- [Direction] Repeat the material verbatim and drop the pictures.

══ Entries

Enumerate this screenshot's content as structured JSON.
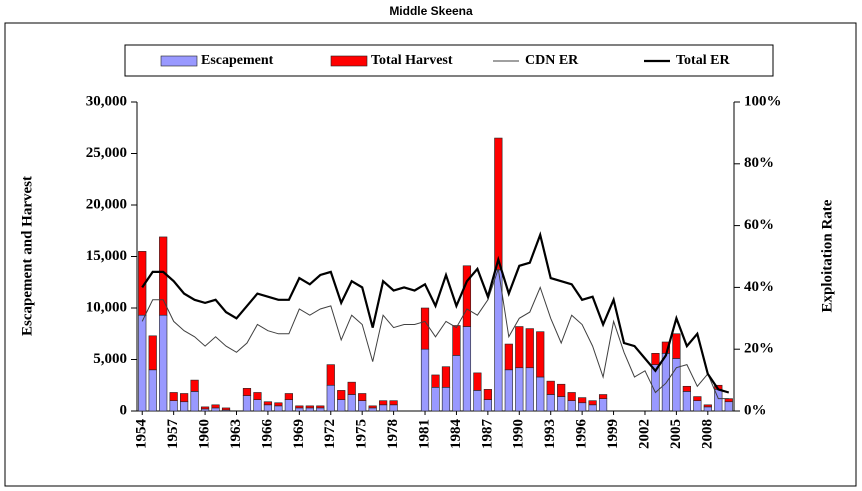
{
  "chart_data": {
    "type": "bar",
    "stacked": true,
    "title": "Middle Skeena",
    "y_label": "Escapement and Harvest",
    "y2_label": "Exploitation Rate",
    "categories": [
      "1954",
      null,
      null,
      "1957",
      null,
      null,
      "1960",
      null,
      null,
      "1963",
      null,
      null,
      "1966",
      null,
      null,
      "1969",
      null,
      null,
      "1972",
      null,
      null,
      "1975",
      null,
      null,
      "1978",
      null,
      null,
      "1981",
      null,
      null,
      "1984",
      null,
      null,
      "1987",
      null,
      null,
      "1990",
      null,
      null,
      "1993",
      null,
      null,
      "1996",
      null,
      null,
      "1999",
      null,
      null,
      "2002",
      null,
      null,
      "2005",
      null,
      null,
      "2008",
      null,
      null
    ],
    "series": [
      {
        "name": "Escapement",
        "color": "#9999ff",
        "values": [
          9300,
          4000,
          9300,
          1000,
          900,
          1900,
          200,
          300,
          100,
          0,
          1500,
          1100,
          600,
          500,
          1100,
          300,
          300,
          300,
          2500,
          1100,
          1600,
          1000,
          300,
          600,
          600,
          0,
          0,
          6000,
          2300,
          2300,
          5400,
          8200,
          2000,
          1100,
          13700,
          4000,
          4200,
          4200,
          3300,
          1600,
          1400,
          1000,
          800,
          600,
          1200,
          0,
          0,
          0,
          0,
          4500,
          5600,
          5100,
          1900,
          1000,
          400,
          2100,
          900
        ]
      },
      {
        "name": "Total Harvest",
        "color": "#ff0000",
        "values": [
          6200,
          3300,
          7600,
          800,
          800,
          1100,
          200,
          300,
          200,
          0,
          700,
          700,
          300,
          300,
          600,
          200,
          200,
          200,
          2000,
          900,
          1200,
          700,
          200,
          400,
          400,
          0,
          0,
          4000,
          1200,
          2000,
          2900,
          5900,
          1700,
          1000,
          12800,
          2500,
          4000,
          3800,
          4400,
          1300,
          1200,
          800,
          500,
          400,
          400,
          0,
          0,
          0,
          0,
          1100,
          1100,
          2400,
          500,
          400,
          200,
          400,
          300
        ]
      },
      {
        "name": "CDN ER",
        "color": "#404040",
        "axis": "y2",
        "values": [
          29,
          36,
          36,
          29,
          26,
          24,
          21,
          24,
          21,
          19,
          22,
          28,
          26,
          25,
          25,
          33,
          31,
          33,
          34,
          23,
          31,
          28,
          16,
          31,
          27,
          28,
          28,
          29,
          24,
          29,
          27,
          33,
          31,
          36,
          46,
          24,
          30,
          32,
          40,
          30,
          22,
          31,
          28,
          21,
          11,
          29,
          19,
          11,
          13,
          6,
          9,
          14,
          15,
          8,
          12,
          4,
          4
        ]
      },
      {
        "name": "Total ER",
        "color": "#000000",
        "axis": "y2",
        "values": [
          40,
          45,
          45,
          42,
          38,
          36,
          35,
          36,
          32,
          30,
          34,
          38,
          37,
          36,
          36,
          43,
          41,
          44,
          45,
          35,
          42,
          40,
          27,
          42,
          39,
          40,
          39,
          41,
          34,
          44,
          34,
          42,
          46,
          37,
          49,
          38,
          47,
          48,
          57,
          43,
          42,
          41,
          36,
          37,
          28,
          36,
          22,
          21,
          17,
          13,
          18,
          30,
          21,
          25,
          12,
          7,
          6
        ]
      }
    ],
    "ylim": [
      0,
      30000
    ],
    "yticks": [
      0,
      {
        "value": 5000,
        "label": "5,000"
      },
      {
        "value": 10000,
        "label": "10,000"
      },
      {
        "value": 15000,
        "label": "15,000"
      },
      {
        "value": 20000,
        "label": "20,000"
      },
      {
        "value": 25000,
        "label": "25,000"
      },
      {
        "value": 30000,
        "label": "30,000"
      }
    ],
    "y2lim": [
      0,
      100
    ],
    "y2ticks": [
      {
        "value": 0,
        "label": "0%"
      },
      {
        "value": 20,
        "label": "20%"
      },
      {
        "value": 40,
        "label": "40%"
      },
      {
        "value": 60,
        "label": "60%"
      },
      {
        "value": 80,
        "label": "80%"
      },
      {
        "value": 100,
        "label": "100%"
      }
    ],
    "legend": "top"
  }
}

════

- [Answer to the problem]
Enumerate this screenshot's content as structured JSON.
{
  "chart_data": {
    "type": "bar",
    "stacked": true,
    "title": "Middle Skeena",
    "y_label": "Escapement and Harvest",
    "y2_label": "Exploitation Rate",
    "categories": [
      "1954",
      null,
      null,
      "1957",
      null,
      null,
      "1960",
      null,
      null,
      "1963",
      null,
      null,
      "1966",
      null,
      null,
      "1969",
      null,
      null,
      "1972",
      null,
      null,
      "1975",
      null,
      null,
      "1978",
      null,
      null,
      "1981",
      null,
      null,
      "1984",
      null,
      null,
      "1987",
      null,
      null,
      "1990",
      null,
      null,
      "1993",
      null,
      null,
      "1996",
      null,
      null,
      "1999",
      null,
      null,
      "2002",
      null,
      null,
      "2005",
      null,
      null,
      "2008",
      null,
      null
    ],
    "series": [
      {
        "name": "Escapement",
        "color": "#9999ff",
        "values": [
          9300,
          4000,
          9300,
          1000,
          900,
          1900,
          200,
          300,
          100,
          0,
          1500,
          1100,
          600,
          500,
          1100,
          300,
          300,
          300,
          2500,
          1100,
          1600,
          1000,
          300,
          600,
          600,
          0,
          0,
          6000,
          2300,
          2300,
          5400,
          8200,
          2000,
          1100,
          13700,
          4000,
          4200,
          4200,
          3300,
          1600,
          1400,
          1000,
          800,
          600,
          1200,
          0,
          0,
          0,
          0,
          4500,
          5600,
          5100,
          1900,
          1000,
          400,
          2100,
          900
        ]
      },
      {
        "name": "Total Harvest",
        "color": "#ff0000",
        "values": [
          6200,
          3300,
          7600,
          800,
          800,
          1100,
          200,
          300,
          200,
          0,
          700,
          700,
          300,
          300,
          600,
          200,
          200,
          200,
          2000,
          900,
          1200,
          700,
          200,
          400,
          400,
          0,
          0,
          4000,
          1200,
          2000,
          2900,
          5900,
          1700,
          1000,
          12800,
          2500,
          4000,
          3800,
          4400,
          1300,
          1200,
          800,
          500,
          400,
          400,
          0,
          0,
          0,
          0,
          1100,
          1100,
          2400,
          500,
          400,
          200,
          400,
          300
        ]
      },
      {
        "name": "CDN ER",
        "color": "#404040",
        "axis": "y2",
        "values": [
          29,
          36,
          36,
          29,
          26,
          24,
          21,
          24,
          21,
          19,
          22,
          28,
          26,
          25,
          25,
          33,
          31,
          33,
          34,
          23,
          31,
          28,
          16,
          31,
          27,
          28,
          28,
          29,
          24,
          29,
          27,
          33,
          31,
          36,
          46,
          24,
          30,
          32,
          40,
          30,
          22,
          31,
          28,
          21,
          11,
          29,
          19,
          11,
          13,
          6,
          9,
          14,
          15,
          8,
          12,
          4,
          4
        ]
      },
      {
        "name": "Total ER",
        "color": "#000000",
        "axis": "y2",
        "values": [
          40,
          45,
          45,
          42,
          38,
          36,
          35,
          36,
          32,
          30,
          34,
          38,
          37,
          36,
          36,
          43,
          41,
          44,
          45,
          35,
          42,
          40,
          27,
          42,
          39,
          40,
          39,
          41,
          34,
          44,
          34,
          42,
          46,
          37,
          49,
          38,
          47,
          48,
          57,
          43,
          42,
          41,
          36,
          37,
          28,
          36,
          22,
          21,
          17,
          13,
          18,
          30,
          21,
          25,
          12,
          7,
          6
        ]
      }
    ],
    "ylim": [
      0,
      30000
    ],
    "yticks": [
      0,
      {
        "value": 5000,
        "label": "5,000"
      },
      {
        "value": 10000,
        "label": "10,000"
      },
      {
        "value": 15000,
        "label": "15,000"
      },
      {
        "value": 20000,
        "label": "20,000"
      },
      {
        "value": 25000,
        "label": "25,000"
      },
      {
        "value": 30000,
        "label": "30,000"
      }
    ],
    "y2lim": [
      0,
      100
    ],
    "y2ticks": [
      {
        "value": 0,
        "label": "0%"
      },
      {
        "value": 20,
        "label": "20%"
      },
      {
        "value": 40,
        "label": "40%"
      },
      {
        "value": 60,
        "label": "60%"
      },
      {
        "value": 80,
        "label": "80%"
      },
      {
        "value": 100,
        "label": "100%"
      }
    ],
    "legend": "top"
  }
}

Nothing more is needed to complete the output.